── Exercise input

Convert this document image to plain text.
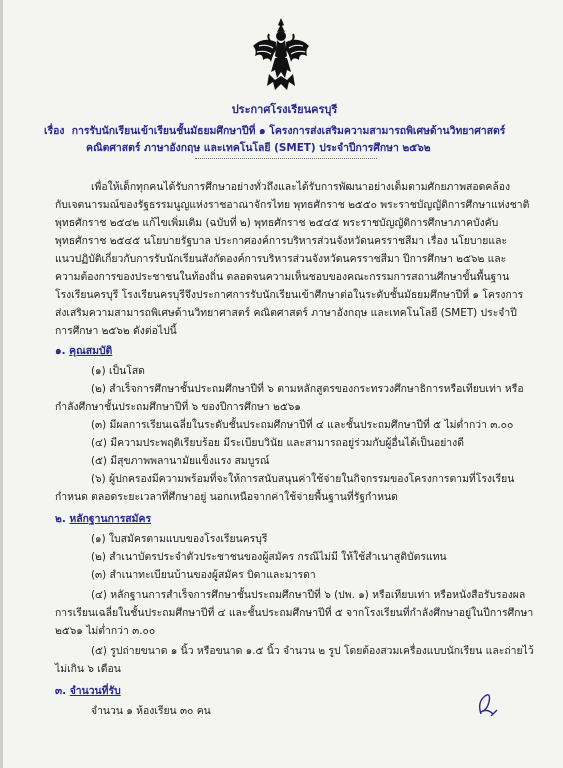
ประกาศโรงเรียนครบุรี
เรื่อง การรับนักเรียนเข้าเรียนชั้นมัธยมศึกษาปีที่ ๑ โครงการส่งเสริมความสามารถพิเศษด้านวิทยาศาสตร์
คณิตศาสตร์ ภาษาอังกฤษ และเทคโนโลยี (SMET) ประจำปีการศึกษา ๒๕๖๒
เพื่อให้เด็กทุกคนได้รับการศึกษาอย่างทั่วถึงและได้รับการพัฒนาอย่างเต็มตามศักยภาพสอดคล้อง
กับเจตนารมณ์ของรัฐธรรมนูญแห่งราชอาณาจักรไทย พุทธศักราช ๒๕๕๐ พระราชบัญญัติการศึกษาแห่งชาติ
พุทธศักราช ๒๕๔๒ แก้ไขเพิ่มเติม (ฉบับที่ ๒) พุทธศักราช ๒๕๔๕ พระราชบัญญัติการศึกษาภาคบังคับ
พุทธศักราช ๒๕๔๕ นโยบายรัฐบาล ประกาศองค์การบริหารส่วนจังหวัดนครราชสีมา เรื่อง นโยบายและ
แนวปฏิบัติเกี่ยวกับการรับนักเรียนสังกัดองค์การบริหารส่วนจังหวัดนครราชสีมา ปีการศึกษา ๒๕๖๒ และ
ความต้องการของประชาชนในท้องถิ่น ตลอดจนความเห็นชอบของคณะกรรมการสถานศึกษาขั้นพื้นฐาน
โรงเรียนครบุรี โรงเรียนครบุรีจึงประกาศการรับนักเรียนเข้าศึกษาต่อในระดับชั้นมัธยมศึกษาปีที่ ๑ โครงการ
ส่งเสริมความสามารถพิเศษด้านวิทยาศาสตร์ คณิตศาสตร์ ภาษาอังกฤษ และเทคโนโลยี (SMET) ประจำปี
การศึกษา ๒๕๖๒ ดังต่อไปนี้
๑. คุณสมบัติ
(๑) เป็นโสด
(๒) สำเร็จการศึกษาชั้นประถมศึกษาปีที่ ๖ ตามหลักสูตรของกระทรวงศึกษาธิการหรือเทียบเท่า หรือ
กำลังศึกษาชั้นประถมศึกษาปีที่ ๖ ของปีการศึกษา ๒๕๖๑
(๓) มีผลการเรียนเฉลี่ยในระดับชั้นประถมศึกษาปีที่ ๔ และชั้นประถมศึกษาปีที่ ๕ ไม่ต่ำกว่า ๓.๐๐
(๔) มีความประพฤติเรียบร้อย มีระเบียบวินัย และสามารถอยู่ร่วมกับผู้อื่นได้เป็นอย่างดี
(๕) มีสุขภาพพลานามัยแข็งแรง สมบูรณ์
(๖) ผู้ปกครองมีความพร้อมที่จะให้การสนับสนุนค่าใช้จ่ายในกิจกรรมของโครงการตามที่โรงเรียน
กำหนด ตลอดระยะเวลาที่ศึกษาอยู่ นอกเหนือจากค่าใช้จ่ายพื้นฐานที่รัฐกำหนด
๒. หลักฐานการสมัคร
(๑) ใบสมัครตามแบบของโรงเรียนครบุรี
(๒) สำเนาบัตรประจำตัวประชาชนของผู้สมัคร กรณีไม่มี ให้ใช้สำเนาสูติบัตรแทน
(๓) สำเนาทะเบียนบ้านของผู้สมัคร บิดาและมารดา
(๔) หลักฐานการสำเร็จการศึกษาชั้นประถมศึกษาปีที่ ๖ (ปพ. ๑) หรือเทียบเท่า หรือหนังสือรับรองผล
การเรียนเฉลี่ยในชั้นประถมศึกษาปีที่ ๔ และชั้นประถมศึกษาปีที่ ๕ จากโรงเรียนที่กำลังศึกษาอยู่ในปีการศึกษา
๒๕๖๑ ไม่ต่ำกว่า ๓.๐๐
(๕) รูปถ่ายขนาด ๑ นิ้ว หรือขนาด ๑.๕ นิ้ว จำนวน ๒ รูป โดยต้องสวมเครื่องแบบนักเรียน และถ่ายไว้
ไม่เกิน ๖ เดือน
๓. จำนวนที่รับ
จำนวน ๑ ห้องเรียน ๓๐ คน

────

→ Exercise requirements
Identify lines with the string "ธยมศ". Copy each one.

→ Final result
เรื่อง การรับนักเรียนเข้าเรียนชั้นมัธยมศึกษาปีที่ ๑ โครงการส่งเสริมความสามารถพิเศษด้านวิทยาศาสตร์
โรงเรียนครบุรี โรงเรียนครบุรีจึงประกาศการรับนักเรียนเข้าศึกษาต่อในระดับชั้นมัธยมศึกษาปีที่ ๑ โครงการ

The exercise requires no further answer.